§ Task goal
Pull out all lines from the listing below in which the word "烟气脱硝技术" appears.

(Dataset items)

** START **

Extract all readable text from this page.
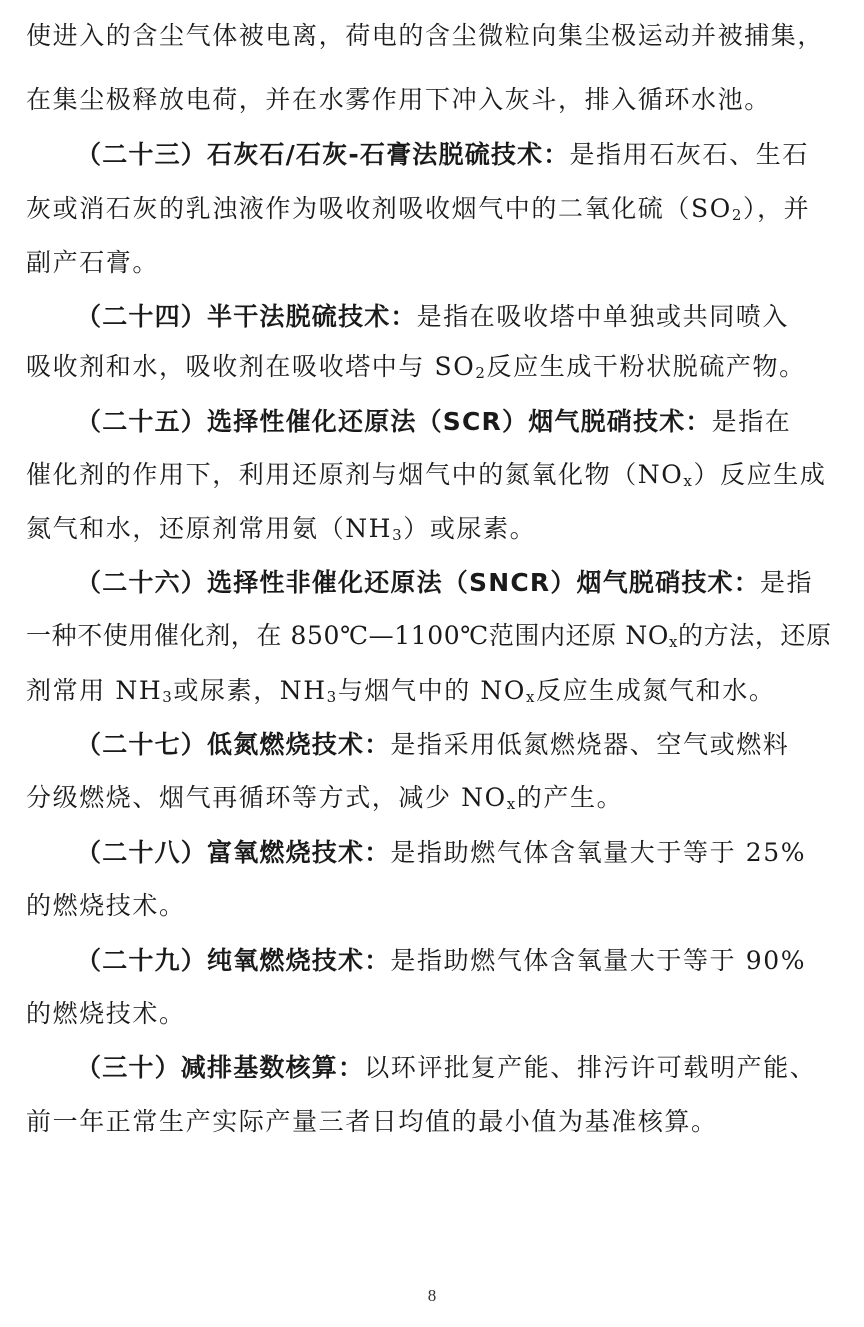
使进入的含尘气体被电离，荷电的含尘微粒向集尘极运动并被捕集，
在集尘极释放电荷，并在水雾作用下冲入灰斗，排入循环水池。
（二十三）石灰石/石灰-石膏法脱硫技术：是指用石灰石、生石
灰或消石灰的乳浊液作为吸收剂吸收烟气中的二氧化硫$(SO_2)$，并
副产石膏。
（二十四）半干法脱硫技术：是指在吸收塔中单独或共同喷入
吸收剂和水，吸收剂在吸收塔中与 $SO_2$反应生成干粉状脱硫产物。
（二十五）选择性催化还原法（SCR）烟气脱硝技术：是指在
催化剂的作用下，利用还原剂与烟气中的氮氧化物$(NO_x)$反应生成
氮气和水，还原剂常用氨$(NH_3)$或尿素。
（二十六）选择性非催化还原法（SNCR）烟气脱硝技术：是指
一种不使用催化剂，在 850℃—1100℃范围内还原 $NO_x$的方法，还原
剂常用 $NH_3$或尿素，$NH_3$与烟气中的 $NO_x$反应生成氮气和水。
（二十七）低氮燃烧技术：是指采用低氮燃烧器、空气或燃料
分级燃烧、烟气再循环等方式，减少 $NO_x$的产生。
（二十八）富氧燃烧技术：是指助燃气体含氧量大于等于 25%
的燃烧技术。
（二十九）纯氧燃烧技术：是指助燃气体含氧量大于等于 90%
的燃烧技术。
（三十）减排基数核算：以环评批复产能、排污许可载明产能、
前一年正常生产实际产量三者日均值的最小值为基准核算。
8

** END **
** START **

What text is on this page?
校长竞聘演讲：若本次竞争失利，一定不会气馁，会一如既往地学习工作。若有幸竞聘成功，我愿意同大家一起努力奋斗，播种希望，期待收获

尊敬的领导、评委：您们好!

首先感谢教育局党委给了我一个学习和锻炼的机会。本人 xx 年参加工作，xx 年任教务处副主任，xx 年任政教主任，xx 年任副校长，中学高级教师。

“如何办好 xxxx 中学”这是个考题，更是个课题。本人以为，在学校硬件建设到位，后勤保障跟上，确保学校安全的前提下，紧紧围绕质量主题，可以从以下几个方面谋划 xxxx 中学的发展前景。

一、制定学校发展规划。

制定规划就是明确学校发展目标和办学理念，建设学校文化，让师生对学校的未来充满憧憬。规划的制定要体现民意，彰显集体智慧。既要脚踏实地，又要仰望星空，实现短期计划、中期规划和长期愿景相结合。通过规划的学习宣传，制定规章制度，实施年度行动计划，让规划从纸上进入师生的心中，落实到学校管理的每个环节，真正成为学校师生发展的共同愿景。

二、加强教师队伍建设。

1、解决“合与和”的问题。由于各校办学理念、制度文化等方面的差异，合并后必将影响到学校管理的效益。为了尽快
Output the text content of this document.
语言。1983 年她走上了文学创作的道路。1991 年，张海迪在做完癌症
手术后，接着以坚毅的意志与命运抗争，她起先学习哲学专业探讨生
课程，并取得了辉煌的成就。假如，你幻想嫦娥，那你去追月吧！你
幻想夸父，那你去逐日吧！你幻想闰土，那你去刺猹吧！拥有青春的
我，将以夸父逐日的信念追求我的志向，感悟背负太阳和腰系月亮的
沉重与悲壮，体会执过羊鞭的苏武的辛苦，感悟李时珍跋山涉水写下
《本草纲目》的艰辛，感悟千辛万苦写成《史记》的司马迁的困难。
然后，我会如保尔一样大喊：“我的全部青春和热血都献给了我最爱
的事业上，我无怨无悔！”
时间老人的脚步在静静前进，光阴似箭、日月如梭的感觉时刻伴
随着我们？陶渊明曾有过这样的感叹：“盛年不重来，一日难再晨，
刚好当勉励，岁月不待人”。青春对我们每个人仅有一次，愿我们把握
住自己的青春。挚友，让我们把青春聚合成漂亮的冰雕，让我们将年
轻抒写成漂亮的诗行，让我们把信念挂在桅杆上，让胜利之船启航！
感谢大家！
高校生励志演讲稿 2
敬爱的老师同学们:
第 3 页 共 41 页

** END **

§ Result of this exercise
（二十五）选择性催化还原法（SCR）烟气脱硝技术：是指在
（二十六）选择性非催化还原法（SNCR）烟气脱硝技术：是指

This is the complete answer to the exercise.